[Data entries]
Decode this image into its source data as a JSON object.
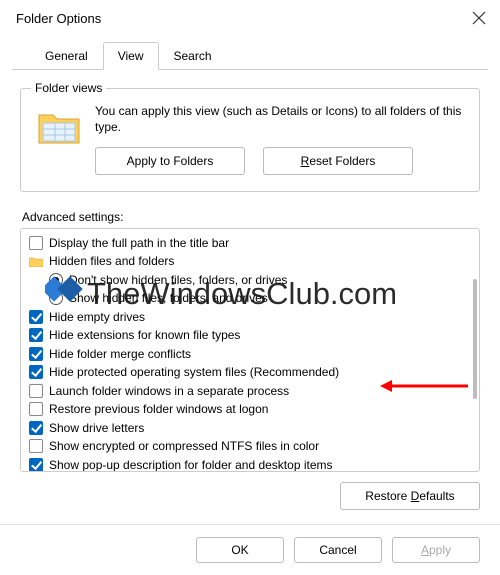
{
  "window": {
    "title": "Folder Options"
  },
  "tabs": [
    {
      "label": "General"
    },
    {
      "label": "View"
    },
    {
      "label": "Search"
    }
  ],
  "folder_views": {
    "group_label": "Folder views",
    "description": "You can apply this view (such as Details or Icons) to all folders of this type.",
    "apply_btn": "Apply to Folders",
    "reset_btn": "Reset Folders"
  },
  "advanced": {
    "label": "Advanced settings:",
    "items": [
      {
        "type": "checkbox",
        "checked": false,
        "label": "Display the full path in the title bar"
      },
      {
        "type": "folder",
        "label": "Hidden files and folders"
      },
      {
        "type": "radio",
        "checked": true,
        "indent": true,
        "label": "Don't show hidden files, folders, or drives"
      },
      {
        "type": "radio",
        "checked": false,
        "indent": true,
        "label": "Show hidden files, folders, and drives"
      },
      {
        "type": "checkbox",
        "checked": true,
        "label": "Hide empty drives"
      },
      {
        "type": "checkbox",
        "checked": true,
        "label": "Hide extensions for known file types"
      },
      {
        "type": "checkbox",
        "checked": true,
        "label": "Hide folder merge conflicts"
      },
      {
        "type": "checkbox",
        "checked": true,
        "label": "Hide protected operating system files (Recommended)"
      },
      {
        "type": "checkbox",
        "checked": false,
        "label": "Launch folder windows in a separate process"
      },
      {
        "type": "checkbox",
        "checked": false,
        "label": "Restore previous folder windows at logon"
      },
      {
        "type": "checkbox",
        "checked": true,
        "label": "Show drive letters"
      },
      {
        "type": "checkbox",
        "checked": false,
        "label": "Show encrypted or compressed NTFS files in color"
      },
      {
        "type": "checkbox",
        "checked": true,
        "label": "Show pop-up description for folder and desktop items"
      }
    ],
    "restore_defaults": "Restore Defaults"
  },
  "footer": {
    "ok": "OK",
    "cancel": "Cancel",
    "apply": "Apply"
  },
  "watermark": "TheWindowsClub.com"
}
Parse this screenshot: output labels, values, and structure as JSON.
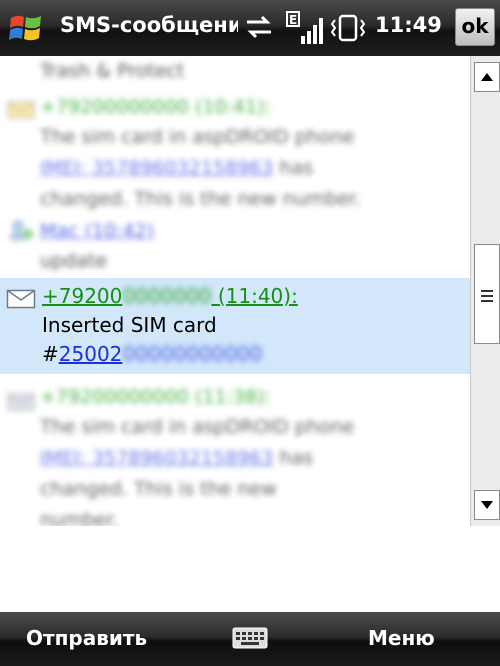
{
  "titlebar": {
    "app_title": "SMS-сообщени",
    "time": "11:49",
    "ok_label": "ok",
    "icons": [
      "windows-start-icon",
      "sync-arrows-icon",
      "signal-edge-icon",
      "vibrate-icon"
    ]
  },
  "messages": {
    "selected": {
      "sender_prefix": "+79200",
      "sender_masked": "0000000",
      "time": "(11:40):",
      "line1": "Inserted SIM card",
      "line2_prefix": "#",
      "line2_link": "25002",
      "line2_masked": "00000000000",
      "icon": "envelope-icon"
    },
    "blurred": {
      "fragment_top": "Trash & Protect",
      "msg1_header": "+79200000000 (10:41):",
      "msg1_body_a": "The sim card in aspDROID phone",
      "msg1_body_link": "IMEI: 357896032158963",
      "msg1_body_b": "has",
      "msg1_body_c": "changed. This is the new number.",
      "msg2_header": "Mac (10:42)",
      "msg2_body": "update",
      "msg3_header": "+79200000000 (11:38):",
      "msg3_body_a": "The sim card in aspDROID phone",
      "msg3_body_link": "IMEI: 357896032158963",
      "msg3_body_b": "has",
      "msg3_body_c": "changed. This is the new",
      "msg3_body_d": "number."
    }
  },
  "menubar": {
    "left_label": "Отправить",
    "right_label": "Меню",
    "center_icon": "keyboard-icon"
  },
  "colors": {
    "selection_bg": "#d2e7fa",
    "sender_green": "#159015",
    "link_blue": "#1a30d8"
  }
}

[Task details]
Everything from the line with "Parse this screenshot: output" through the end of the records above, and nothing else, is to be quoted exactly; please leave the pictures out.

[Response for this exercise]
Parse this screenshot: output labels, values, and structure as JSON.
{
  "titlebar": {
    "app_title": "SMS-сообщени",
    "time": "11:49",
    "ok_label": "ok",
    "icons": [
      "windows-start-icon",
      "sync-arrows-icon",
      "signal-edge-icon",
      "vibrate-icon"
    ]
  },
  "messages": {
    "selected": {
      "sender_prefix": "+79200",
      "sender_masked": "0000000",
      "time": "(11:40):",
      "line1": "Inserted SIM card",
      "line2_prefix": "#",
      "line2_link": "25002",
      "line2_masked": "00000000000",
      "icon": "envelope-icon"
    },
    "blurred": {
      "fragment_top": "Trash & Protect",
      "msg1_header": "+79200000000 (10:41):",
      "msg1_body_a": "The sim card in aspDROID phone",
      "msg1_body_link": "IMEI: 357896032158963",
      "msg1_body_b": "has",
      "msg1_body_c": "changed. This is the new number.",
      "msg2_header": "Mac (10:42)",
      "msg2_body": "update",
      "msg3_header": "+79200000000 (11:38):",
      "msg3_body_a": "The sim card in aspDROID phone",
      "msg3_body_link": "IMEI: 357896032158963",
      "msg3_body_b": "has",
      "msg3_body_c": "changed. This is the new",
      "msg3_body_d": "number."
    }
  },
  "menubar": {
    "left_label": "Отправить",
    "right_label": "Меню",
    "center_icon": "keyboard-icon"
  },
  "colors": {
    "selection_bg": "#d2e7fa",
    "sender_green": "#159015",
    "link_blue": "#1a30d8"
  }
}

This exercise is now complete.